• TO DO
**a.** Output the birthday thread exactly as it appears, from "## lotuscakestudio (Jun" to "(Oct 28, 1999)".
**b.** Write the next portion of the forum thread wishing Momoreg a happy birthday, picking up immediately after its final sentence.

• PAGE EXTRACT
## Begin
# Happy Birthday Momoreg!



## lotuscakestudio (Jun 28, 2001)

I know I'm a day early, but it's only 45 minutes left until midnight and I wanted to make sure I was the first one to wish you a happy birthday. Hehehe.


----------



## jim berman (Oct 28, 1999)

A very happy, healthy Birthday to YOU!!! Here's to you and a year of good eats and good friends!

-Jim


----------



## katbalou (Nov 21, 2001)

hope you have a wonderful day! happy birthday!
kat


----------



## chefhogan (Jun 15, 2003)

Welcome to the world, again! ;-)


----------



## pongi (Jan 11, 2002)

TANTI AUGURI A TE,
TANTI AUGURI A TE...
:beer: :beer: :beer:

Pongi


----------



## phoebe (Jul 3, 2002)

:bounce: :roll: :bounce: 
HAPPY BIRTHDAY!


----------



## chrose (Nov 20, 2000)

My god, is it that time again already?! Seems like it was only yesterday that you turned 40 
Well a very Happy Birthday to my favorite CT'r and just so you don't think that we don't understand you here are a few comments that the rest of the people on CT have said about you:

We know that "Getting a little action" means you don't need to take a laxative.
## End
• RECORDED DATA
## Begin
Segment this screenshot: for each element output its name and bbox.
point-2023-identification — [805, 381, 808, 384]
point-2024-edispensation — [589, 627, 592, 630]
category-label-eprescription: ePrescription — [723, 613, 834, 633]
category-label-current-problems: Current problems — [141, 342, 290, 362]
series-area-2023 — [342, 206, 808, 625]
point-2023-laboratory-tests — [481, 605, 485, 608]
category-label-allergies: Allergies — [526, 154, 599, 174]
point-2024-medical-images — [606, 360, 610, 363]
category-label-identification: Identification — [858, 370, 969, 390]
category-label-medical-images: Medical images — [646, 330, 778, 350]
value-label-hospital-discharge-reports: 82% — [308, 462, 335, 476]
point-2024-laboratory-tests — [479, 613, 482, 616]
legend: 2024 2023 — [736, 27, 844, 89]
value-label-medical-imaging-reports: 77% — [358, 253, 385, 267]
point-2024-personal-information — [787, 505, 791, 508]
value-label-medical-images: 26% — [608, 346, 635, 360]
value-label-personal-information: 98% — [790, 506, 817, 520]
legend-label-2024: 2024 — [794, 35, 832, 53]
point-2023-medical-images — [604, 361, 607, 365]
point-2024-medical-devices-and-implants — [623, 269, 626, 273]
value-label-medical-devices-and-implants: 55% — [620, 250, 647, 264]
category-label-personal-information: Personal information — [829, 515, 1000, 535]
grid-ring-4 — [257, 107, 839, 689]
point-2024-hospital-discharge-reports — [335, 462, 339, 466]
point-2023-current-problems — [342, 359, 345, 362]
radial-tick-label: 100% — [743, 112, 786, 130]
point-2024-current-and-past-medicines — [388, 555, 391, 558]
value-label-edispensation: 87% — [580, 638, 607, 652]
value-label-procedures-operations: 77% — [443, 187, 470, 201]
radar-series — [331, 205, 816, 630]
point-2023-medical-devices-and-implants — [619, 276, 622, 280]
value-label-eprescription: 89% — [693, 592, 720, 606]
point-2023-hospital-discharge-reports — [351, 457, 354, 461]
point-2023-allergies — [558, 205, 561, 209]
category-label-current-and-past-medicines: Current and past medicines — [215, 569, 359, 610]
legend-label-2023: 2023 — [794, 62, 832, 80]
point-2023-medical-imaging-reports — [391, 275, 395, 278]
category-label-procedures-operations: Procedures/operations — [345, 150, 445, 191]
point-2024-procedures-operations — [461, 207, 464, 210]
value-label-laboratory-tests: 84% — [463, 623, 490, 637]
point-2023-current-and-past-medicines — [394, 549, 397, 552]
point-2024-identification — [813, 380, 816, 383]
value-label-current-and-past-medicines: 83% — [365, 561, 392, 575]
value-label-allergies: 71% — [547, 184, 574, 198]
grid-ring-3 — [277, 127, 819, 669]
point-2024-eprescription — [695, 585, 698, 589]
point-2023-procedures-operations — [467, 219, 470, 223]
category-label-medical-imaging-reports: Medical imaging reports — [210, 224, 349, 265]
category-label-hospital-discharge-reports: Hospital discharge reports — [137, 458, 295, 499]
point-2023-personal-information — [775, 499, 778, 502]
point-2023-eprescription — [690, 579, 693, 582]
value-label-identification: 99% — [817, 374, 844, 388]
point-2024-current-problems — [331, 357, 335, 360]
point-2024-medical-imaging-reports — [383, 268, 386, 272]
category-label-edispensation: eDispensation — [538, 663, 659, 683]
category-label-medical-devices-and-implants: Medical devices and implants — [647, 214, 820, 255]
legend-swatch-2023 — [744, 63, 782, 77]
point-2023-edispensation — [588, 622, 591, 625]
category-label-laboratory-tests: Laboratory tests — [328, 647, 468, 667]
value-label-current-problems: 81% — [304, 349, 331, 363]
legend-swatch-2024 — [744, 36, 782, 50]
## End
• ANSWERS BY TASK
**a.**
## lotuscakestudio (Jun 28, 2001)

I know I'm a day early, but it's only 45 minutes left until midnight and I wanted to make sure I was the first one to wish you a happy birthday. Hehehe.


----------



## jim berman (Oct 28, 1999)

**b.**
Really those adult diapers are actually kind of convenient.

Aren't you glad that all of your favorite movies are now re-released in color.

You complain that your gelatin is too tough.

Conversations with people your own age often turn into "dueling ailments." (boy don't I know that one!)

Everything hurts and what doesn't hurt, doesn't work. 

It takes longer to rest than it did to get tired.

It takes twice as long to look half as good.

It's harder and harder for sexual harassment charges to stick.

Many of your co-workers were born the same year that you got your last promotion.

People call at 9 p.m. and ask, "Did I wake you?"

People no longer view you as a hypochondriac.

Someone compliments you on your layered look.... and you're wearing a bikini.

The clothes you've put away until they come back in style... come back in style.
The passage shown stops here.